Each line holding the word "name" counts once; give the total and nothing more.

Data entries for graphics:

_ _ _ _ _

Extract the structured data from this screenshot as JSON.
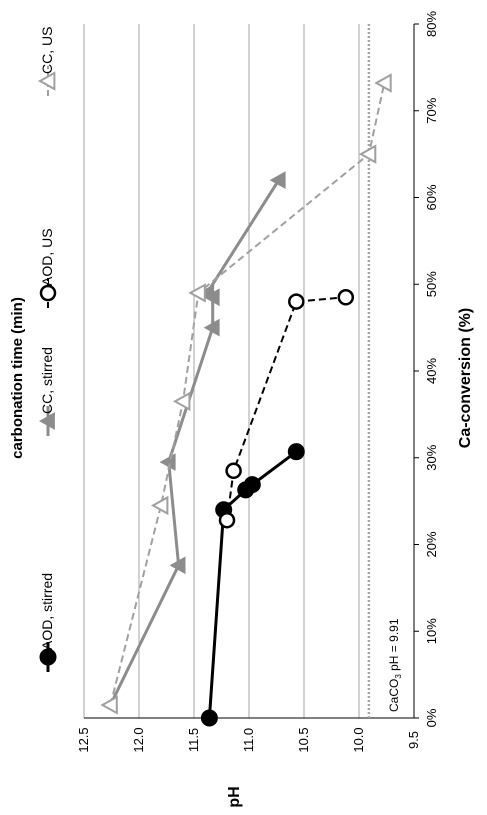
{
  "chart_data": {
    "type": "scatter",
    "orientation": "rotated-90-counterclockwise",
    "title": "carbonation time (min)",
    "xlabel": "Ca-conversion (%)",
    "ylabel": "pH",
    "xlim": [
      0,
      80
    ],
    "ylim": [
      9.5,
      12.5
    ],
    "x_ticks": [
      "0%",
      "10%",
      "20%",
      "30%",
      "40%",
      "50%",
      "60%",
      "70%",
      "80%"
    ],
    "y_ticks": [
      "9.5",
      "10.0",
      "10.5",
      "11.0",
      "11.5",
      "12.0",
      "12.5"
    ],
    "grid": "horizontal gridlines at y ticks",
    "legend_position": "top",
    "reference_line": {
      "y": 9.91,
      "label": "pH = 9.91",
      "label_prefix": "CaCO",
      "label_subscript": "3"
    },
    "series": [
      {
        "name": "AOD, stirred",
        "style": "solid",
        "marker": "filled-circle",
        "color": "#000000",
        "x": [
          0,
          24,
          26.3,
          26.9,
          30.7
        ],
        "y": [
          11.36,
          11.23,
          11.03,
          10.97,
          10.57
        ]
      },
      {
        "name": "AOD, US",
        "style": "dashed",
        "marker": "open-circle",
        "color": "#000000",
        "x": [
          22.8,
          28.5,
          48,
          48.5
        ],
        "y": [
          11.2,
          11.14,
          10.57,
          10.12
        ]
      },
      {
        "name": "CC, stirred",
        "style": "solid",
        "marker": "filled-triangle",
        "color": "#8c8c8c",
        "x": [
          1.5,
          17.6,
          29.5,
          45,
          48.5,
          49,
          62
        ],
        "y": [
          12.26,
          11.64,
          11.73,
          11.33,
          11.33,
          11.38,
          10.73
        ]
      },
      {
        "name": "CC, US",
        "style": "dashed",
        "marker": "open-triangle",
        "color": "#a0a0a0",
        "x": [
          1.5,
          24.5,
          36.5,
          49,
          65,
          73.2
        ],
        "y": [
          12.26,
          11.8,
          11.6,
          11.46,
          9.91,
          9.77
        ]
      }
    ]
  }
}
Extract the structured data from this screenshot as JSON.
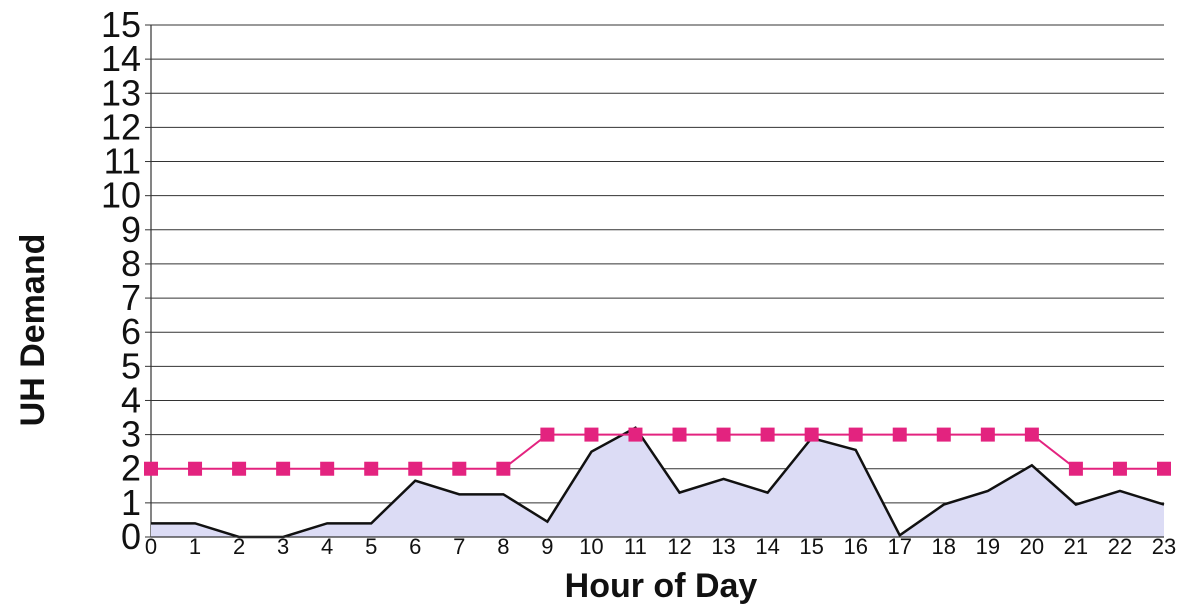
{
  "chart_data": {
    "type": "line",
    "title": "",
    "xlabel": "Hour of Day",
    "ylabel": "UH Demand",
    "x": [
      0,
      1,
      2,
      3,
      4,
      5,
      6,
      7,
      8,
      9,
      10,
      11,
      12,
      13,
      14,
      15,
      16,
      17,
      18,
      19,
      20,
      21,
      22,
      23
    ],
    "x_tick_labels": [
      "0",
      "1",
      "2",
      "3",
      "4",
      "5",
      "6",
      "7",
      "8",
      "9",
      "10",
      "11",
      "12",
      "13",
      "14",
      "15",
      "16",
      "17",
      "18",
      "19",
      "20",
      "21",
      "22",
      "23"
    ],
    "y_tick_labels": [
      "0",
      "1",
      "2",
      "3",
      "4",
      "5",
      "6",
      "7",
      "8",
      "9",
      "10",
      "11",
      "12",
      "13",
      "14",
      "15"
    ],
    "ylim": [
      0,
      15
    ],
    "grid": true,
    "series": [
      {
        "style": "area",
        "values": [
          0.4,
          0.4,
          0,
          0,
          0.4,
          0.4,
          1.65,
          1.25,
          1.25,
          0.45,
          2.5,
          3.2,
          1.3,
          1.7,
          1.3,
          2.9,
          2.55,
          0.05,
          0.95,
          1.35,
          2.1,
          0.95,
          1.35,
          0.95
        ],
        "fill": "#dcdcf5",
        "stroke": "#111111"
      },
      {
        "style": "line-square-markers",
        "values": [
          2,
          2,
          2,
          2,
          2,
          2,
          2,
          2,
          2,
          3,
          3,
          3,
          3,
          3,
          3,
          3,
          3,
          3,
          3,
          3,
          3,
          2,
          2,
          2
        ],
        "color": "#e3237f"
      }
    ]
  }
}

_ _ _ _ _

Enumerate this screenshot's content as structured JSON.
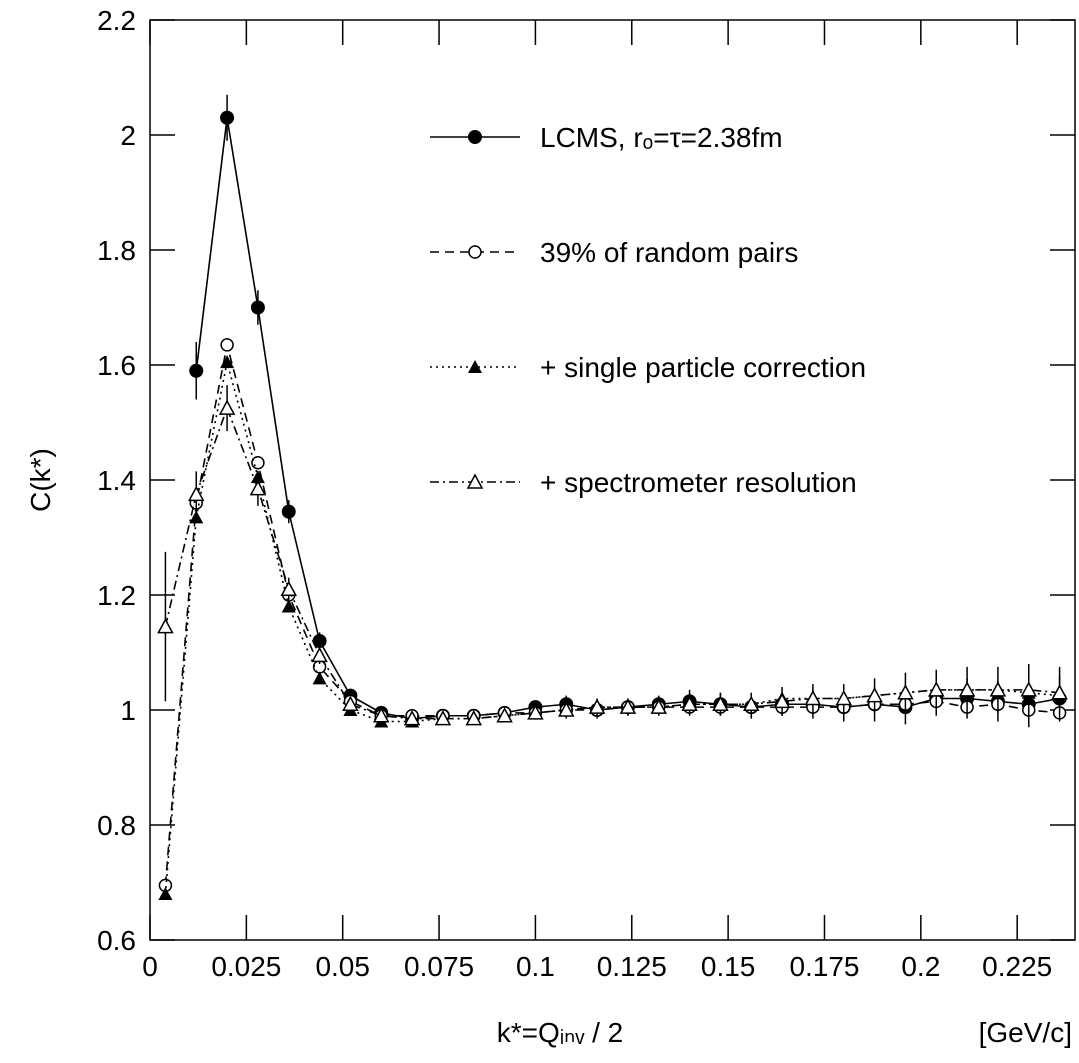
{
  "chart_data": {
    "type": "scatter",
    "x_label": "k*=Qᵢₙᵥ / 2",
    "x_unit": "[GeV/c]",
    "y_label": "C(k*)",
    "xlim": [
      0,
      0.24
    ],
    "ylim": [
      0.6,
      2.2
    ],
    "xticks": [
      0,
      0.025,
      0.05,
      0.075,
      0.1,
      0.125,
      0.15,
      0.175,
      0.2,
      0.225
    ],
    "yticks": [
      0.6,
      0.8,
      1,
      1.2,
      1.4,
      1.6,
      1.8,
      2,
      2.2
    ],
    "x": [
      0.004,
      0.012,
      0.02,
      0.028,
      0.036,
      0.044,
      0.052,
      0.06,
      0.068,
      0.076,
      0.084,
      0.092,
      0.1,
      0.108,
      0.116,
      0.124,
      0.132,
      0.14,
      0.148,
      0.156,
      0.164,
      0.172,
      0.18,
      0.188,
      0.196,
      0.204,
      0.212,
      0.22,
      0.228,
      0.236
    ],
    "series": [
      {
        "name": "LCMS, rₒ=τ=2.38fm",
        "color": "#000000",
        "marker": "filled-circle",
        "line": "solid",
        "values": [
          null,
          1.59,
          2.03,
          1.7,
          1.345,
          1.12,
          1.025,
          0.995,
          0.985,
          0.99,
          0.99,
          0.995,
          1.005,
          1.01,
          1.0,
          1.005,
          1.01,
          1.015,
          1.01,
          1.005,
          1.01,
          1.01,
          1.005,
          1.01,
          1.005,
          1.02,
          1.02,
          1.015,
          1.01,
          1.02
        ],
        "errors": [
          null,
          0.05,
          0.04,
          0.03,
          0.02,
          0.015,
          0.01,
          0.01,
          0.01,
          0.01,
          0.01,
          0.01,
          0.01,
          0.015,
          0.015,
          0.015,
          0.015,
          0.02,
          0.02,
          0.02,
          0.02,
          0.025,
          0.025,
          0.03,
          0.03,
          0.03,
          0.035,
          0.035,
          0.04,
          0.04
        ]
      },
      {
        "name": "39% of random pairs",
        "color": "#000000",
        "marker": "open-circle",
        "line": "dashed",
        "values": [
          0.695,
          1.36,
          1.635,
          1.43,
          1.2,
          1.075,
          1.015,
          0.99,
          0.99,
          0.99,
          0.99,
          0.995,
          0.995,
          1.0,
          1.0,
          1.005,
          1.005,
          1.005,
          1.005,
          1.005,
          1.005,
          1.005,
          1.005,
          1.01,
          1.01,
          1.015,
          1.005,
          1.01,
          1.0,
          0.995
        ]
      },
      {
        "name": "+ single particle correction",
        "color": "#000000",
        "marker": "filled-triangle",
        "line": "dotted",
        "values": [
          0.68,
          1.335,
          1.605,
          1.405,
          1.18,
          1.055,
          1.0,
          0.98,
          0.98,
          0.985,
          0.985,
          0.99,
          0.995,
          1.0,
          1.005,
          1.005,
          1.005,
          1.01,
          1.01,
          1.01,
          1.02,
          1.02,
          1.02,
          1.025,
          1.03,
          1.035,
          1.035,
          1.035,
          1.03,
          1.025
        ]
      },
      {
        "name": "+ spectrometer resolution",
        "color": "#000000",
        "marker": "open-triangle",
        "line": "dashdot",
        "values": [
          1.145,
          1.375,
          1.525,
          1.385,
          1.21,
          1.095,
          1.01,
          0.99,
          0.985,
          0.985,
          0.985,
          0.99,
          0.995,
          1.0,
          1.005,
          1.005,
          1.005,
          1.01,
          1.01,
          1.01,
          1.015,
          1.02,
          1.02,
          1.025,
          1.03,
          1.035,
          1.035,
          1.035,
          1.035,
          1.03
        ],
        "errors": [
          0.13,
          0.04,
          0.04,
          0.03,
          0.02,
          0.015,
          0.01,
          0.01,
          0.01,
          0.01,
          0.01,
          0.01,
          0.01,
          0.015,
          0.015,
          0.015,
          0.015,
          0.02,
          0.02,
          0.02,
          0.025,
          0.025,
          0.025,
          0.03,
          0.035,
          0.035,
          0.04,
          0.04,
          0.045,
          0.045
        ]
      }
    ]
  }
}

_ _ _ _ _

Written response |
8